## What you need to do
Search the material for the string "바랍니다", then return every line where it is found.

## Supplied data
######

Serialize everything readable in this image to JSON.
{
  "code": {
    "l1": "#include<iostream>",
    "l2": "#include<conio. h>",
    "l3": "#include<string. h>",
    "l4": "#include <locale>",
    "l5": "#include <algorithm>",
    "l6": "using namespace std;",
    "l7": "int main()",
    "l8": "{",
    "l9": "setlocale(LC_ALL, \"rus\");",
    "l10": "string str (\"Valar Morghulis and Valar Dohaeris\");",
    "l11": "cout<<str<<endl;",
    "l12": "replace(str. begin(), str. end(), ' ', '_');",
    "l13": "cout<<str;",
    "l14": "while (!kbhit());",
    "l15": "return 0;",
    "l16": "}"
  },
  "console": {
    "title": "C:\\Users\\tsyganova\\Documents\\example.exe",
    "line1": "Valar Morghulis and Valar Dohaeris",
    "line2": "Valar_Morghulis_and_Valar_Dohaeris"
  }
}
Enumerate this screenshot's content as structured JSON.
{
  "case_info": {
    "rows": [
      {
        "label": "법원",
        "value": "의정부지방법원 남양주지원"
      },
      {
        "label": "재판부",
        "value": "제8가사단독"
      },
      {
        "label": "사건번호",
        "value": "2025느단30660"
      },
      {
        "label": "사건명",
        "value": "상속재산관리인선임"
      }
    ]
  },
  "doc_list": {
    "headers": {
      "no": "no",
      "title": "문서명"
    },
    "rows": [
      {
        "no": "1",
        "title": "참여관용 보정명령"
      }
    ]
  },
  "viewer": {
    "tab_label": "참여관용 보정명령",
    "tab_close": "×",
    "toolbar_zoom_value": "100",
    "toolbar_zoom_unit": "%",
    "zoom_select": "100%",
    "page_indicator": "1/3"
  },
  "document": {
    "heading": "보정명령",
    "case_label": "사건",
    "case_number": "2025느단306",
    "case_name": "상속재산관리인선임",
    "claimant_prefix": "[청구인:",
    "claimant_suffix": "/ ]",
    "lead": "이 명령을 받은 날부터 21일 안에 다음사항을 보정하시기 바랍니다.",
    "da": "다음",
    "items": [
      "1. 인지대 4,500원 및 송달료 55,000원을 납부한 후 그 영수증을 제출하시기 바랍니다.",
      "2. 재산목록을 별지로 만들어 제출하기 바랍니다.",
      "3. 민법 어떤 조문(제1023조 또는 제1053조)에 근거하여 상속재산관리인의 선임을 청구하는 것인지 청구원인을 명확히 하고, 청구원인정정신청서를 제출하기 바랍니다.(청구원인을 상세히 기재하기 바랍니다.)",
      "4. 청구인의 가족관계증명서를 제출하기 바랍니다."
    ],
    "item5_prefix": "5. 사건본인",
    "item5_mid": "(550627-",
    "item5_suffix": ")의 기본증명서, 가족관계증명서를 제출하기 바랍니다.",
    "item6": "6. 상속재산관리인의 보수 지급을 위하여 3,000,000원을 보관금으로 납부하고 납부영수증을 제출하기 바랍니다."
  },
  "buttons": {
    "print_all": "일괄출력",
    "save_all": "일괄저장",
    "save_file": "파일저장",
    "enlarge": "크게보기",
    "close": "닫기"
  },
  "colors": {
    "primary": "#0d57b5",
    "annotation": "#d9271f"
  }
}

######

## Solution to this problem
    "lead": "이 명령을 받은 날부터 21일 안에 다음사항을 보정하시기 바랍니다.",
      "1. 인지대 4,500원 및 송달료 55,000원을 납부한 후 그 영수증을 제출하시기 바랍니다.",
      "2. 재산목록을 별지로 만들어 제출하기 바랍니다.",
      "3. 민법 어떤 조문(제1023조 또는 제1053조)에 근거하여 상속재산관리인의 선임을 청구하는 것인지 청구원인을 명확히 하고, 청구원인정정신청서를 제출하기 바랍니다.(청구원인을 상세히 기재하기 바랍니다.)",
      "4. 청구인의 가족관계증명서를 제출하기 바랍니다."
    "item5_suffix": ")의 기본증명서, 가족관계증명서를 제출하기 바랍니다.",
    "item6": "6. 상속재산관리인의 보수 지급을 위하여 3,000,000원을 보관금으로 납부하고 납부영수증을 제출하기 바랍니다."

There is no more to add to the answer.